* OBJECTIVE
Repeat the records word for word, excluding any picture.
DATA IN THIS EXERCISE start
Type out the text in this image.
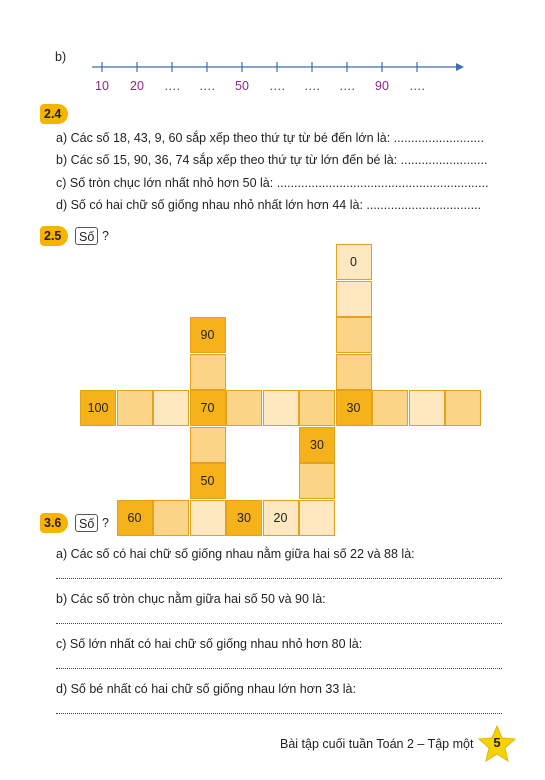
b)
10	20	….	….	50	….	….	….	90	….
2.4
a) Các số 18, 43, 9, 60 sắp xếp theo thứ tự từ bé đến lớn là: ..........................
b) Các số 15, 90, 36, 74 sắp xếp theo thứ tự từ lớn đến bé là: .........................
c) Số tròn chục lớn nhất nhỏ hơn 50 là: .............................................................
d) Số có hai chữ số giống nhau nhỏ nhất lớn hơn 44 là: .................................
2.5	Số ?
0
90
100	70	30
30
50
60	30	20
3.6	Số ?
a) Các số có hai chữ số giống nhau nằm giữa hai số 22 và 88 là:
b) Các số tròn chục nằm giữa hai số 50 và 90 là:
c) Số lớn nhất có hai chữ số giống nhau nhỏ hơn 80 là:
d) Số bé nhất có hai chữ số giống nhau lớn hơn 33 là:
Bài tập cuối tuần Toán 2 – Tập một	5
DATA IN THIS EXERCISE end
* THE RESPONSE
Type out the text in this image.
b)
10	20	….	….	50	….	….	….	90	….
2.4
a) Các số 18, 43, 9, 60 sắp xếp theo thứ tự từ bé đến lớn là: ..........................
b) Các số 15, 90, 36, 74 sắp xếp theo thứ tự từ lớn đến bé là: .........................
c) Số tròn chục lớn nhất nhỏ hơn 50 là: .............................................................
d) Số có hai chữ số giống nhau nhỏ nhất lớn hơn 44 là: .................................
2.5	Số ?
0
90
100	70	30
30
50
60	30	20
3.6	Số ?
a) Các số có hai chữ số giống nhau nằm giữa hai số 22 và 88 là:
b) Các số tròn chục nằm giữa hai số 50 và 90 là:
c) Số lớn nhất có hai chữ số giống nhau nhỏ hơn 80 là:
d) Số bé nhất có hai chữ số giống nhau lớn hơn 33 là:
Bài tập cuối tuần Toán 2 – Tập một	5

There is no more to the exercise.